Task goal: Give every line from the entries that contains "pressure".

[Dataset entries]
--- start ---

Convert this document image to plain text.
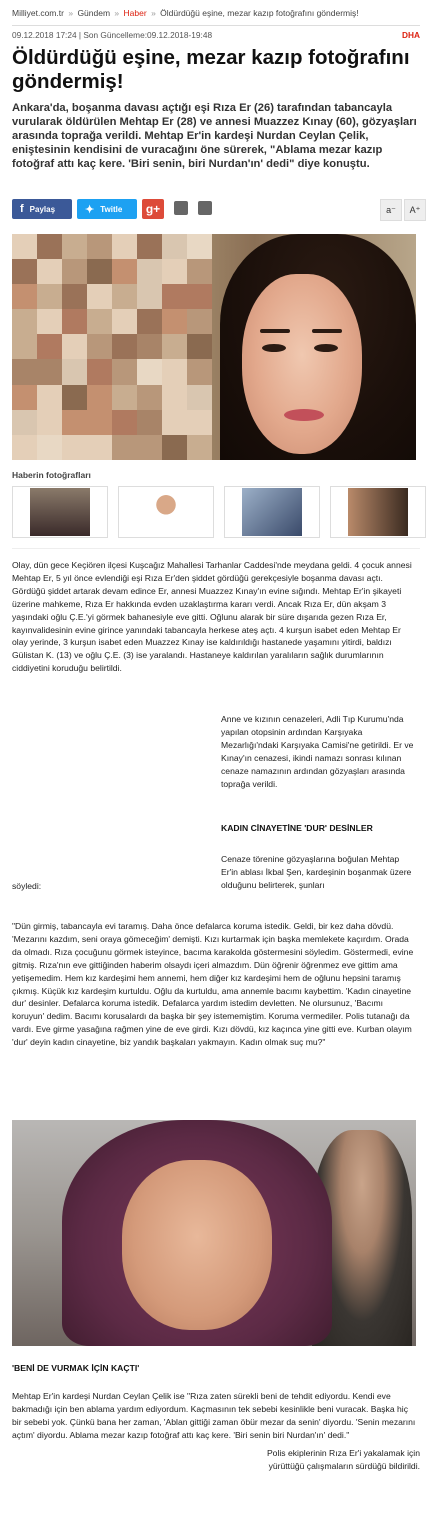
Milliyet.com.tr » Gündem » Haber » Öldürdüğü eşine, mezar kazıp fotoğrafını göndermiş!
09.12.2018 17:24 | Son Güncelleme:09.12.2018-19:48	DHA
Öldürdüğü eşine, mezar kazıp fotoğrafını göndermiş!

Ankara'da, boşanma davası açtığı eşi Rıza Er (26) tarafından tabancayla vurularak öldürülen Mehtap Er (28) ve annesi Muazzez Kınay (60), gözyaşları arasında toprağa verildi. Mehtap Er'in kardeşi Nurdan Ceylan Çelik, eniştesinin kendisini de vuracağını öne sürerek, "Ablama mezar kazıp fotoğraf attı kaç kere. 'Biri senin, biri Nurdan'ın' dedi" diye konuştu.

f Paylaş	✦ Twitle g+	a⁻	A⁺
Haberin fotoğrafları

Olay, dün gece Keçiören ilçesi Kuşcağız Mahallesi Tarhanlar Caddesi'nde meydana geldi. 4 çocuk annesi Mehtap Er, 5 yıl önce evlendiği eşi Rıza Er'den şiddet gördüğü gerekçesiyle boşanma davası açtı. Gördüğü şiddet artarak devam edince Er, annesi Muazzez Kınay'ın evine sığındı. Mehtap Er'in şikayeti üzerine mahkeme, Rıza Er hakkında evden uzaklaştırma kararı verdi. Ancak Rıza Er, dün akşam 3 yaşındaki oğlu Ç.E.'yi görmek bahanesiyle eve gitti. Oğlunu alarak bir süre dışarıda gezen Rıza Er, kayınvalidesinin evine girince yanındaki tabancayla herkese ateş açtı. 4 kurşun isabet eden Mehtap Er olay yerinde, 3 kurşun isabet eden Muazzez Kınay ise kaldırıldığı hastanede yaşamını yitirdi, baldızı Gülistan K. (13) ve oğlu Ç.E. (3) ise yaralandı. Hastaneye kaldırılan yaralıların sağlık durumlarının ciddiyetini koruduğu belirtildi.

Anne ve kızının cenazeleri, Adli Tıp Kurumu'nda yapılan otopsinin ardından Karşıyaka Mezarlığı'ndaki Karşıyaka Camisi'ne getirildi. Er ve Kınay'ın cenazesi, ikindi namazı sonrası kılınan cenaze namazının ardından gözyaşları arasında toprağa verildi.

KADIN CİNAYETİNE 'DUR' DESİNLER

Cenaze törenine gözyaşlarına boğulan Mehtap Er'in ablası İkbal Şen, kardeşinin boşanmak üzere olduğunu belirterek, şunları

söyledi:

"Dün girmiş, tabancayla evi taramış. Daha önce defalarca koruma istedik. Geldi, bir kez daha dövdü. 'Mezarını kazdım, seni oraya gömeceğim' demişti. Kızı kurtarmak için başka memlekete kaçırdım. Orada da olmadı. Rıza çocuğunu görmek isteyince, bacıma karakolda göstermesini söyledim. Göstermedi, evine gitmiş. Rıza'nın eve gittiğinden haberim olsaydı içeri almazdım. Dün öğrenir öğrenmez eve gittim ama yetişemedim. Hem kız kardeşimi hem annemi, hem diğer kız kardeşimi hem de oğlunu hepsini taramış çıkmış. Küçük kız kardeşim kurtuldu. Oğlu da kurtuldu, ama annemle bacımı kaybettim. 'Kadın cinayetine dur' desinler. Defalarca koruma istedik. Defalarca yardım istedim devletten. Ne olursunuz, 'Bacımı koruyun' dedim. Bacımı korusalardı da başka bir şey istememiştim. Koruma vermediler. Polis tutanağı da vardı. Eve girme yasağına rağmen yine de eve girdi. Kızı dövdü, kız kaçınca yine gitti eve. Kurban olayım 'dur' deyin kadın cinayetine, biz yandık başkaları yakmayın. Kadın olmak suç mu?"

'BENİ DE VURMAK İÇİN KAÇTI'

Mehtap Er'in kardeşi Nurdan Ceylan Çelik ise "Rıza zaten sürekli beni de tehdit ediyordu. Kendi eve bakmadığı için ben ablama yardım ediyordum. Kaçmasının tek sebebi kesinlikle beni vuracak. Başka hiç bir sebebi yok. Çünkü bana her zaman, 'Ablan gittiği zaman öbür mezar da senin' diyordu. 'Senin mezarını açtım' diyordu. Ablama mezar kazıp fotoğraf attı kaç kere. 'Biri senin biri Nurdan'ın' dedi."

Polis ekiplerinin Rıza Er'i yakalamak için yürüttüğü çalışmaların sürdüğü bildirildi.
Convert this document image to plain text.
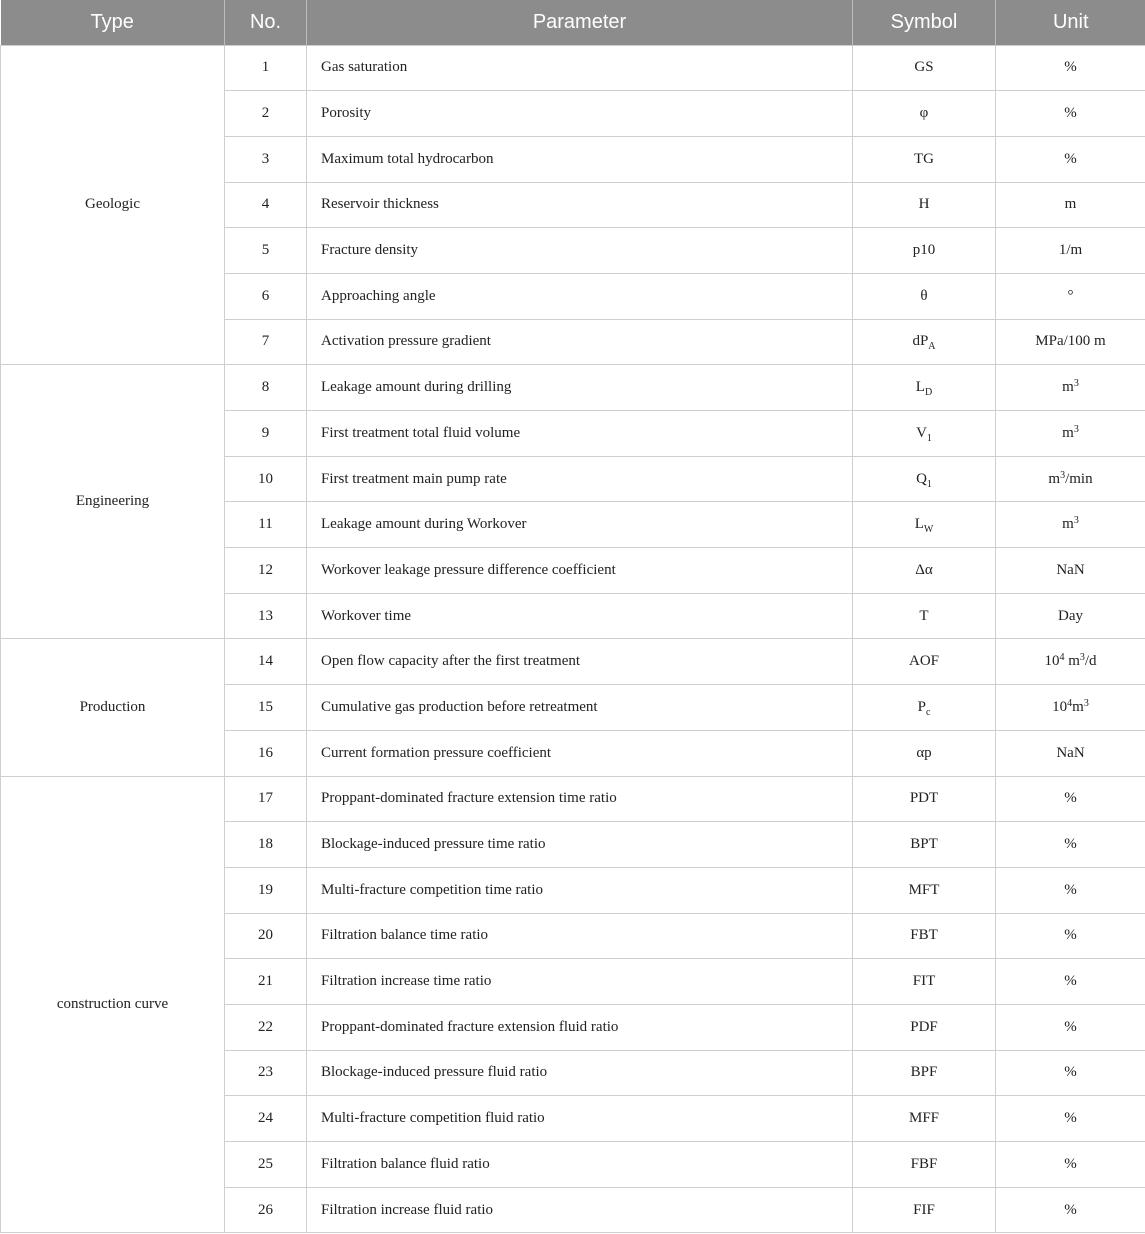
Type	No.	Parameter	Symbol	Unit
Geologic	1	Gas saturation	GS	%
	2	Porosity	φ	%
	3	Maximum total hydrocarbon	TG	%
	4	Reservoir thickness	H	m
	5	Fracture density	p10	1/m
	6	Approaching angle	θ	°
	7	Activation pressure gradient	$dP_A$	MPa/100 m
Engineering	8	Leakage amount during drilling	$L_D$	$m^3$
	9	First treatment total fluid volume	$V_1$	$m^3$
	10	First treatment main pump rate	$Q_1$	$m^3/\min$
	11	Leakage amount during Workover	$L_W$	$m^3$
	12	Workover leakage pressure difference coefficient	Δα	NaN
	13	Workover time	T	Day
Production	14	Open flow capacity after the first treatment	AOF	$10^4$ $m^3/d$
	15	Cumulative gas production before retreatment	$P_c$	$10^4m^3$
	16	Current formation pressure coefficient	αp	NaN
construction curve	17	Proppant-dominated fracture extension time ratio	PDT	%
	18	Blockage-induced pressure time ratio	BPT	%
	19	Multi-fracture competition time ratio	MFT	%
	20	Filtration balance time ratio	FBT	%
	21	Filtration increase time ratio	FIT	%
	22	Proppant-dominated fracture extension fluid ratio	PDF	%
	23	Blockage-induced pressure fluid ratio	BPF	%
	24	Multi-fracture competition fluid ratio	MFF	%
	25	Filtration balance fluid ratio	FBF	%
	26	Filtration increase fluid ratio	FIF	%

--- end ---
--- start ---

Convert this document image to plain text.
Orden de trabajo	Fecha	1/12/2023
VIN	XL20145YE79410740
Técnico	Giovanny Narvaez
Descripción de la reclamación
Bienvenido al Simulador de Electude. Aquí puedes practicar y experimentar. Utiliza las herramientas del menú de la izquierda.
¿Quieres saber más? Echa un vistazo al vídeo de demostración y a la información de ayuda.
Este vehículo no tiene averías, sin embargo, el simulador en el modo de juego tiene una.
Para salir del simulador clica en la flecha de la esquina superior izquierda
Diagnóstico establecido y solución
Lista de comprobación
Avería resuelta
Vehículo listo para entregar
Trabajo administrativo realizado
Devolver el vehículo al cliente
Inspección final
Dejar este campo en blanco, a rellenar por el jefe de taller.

--- end ---

Full solution:
	7	Activation pressure gradient	$dP_A$	MPa/100 m
	12	Workover leakage pressure difference coefficient	Δα	NaN
	16	Current formation pressure coefficient	αp	NaN
	18	Blockage-induced pressure time ratio	BPT	%
	23	Blockage-induced pressure fluid ratio	BPF	%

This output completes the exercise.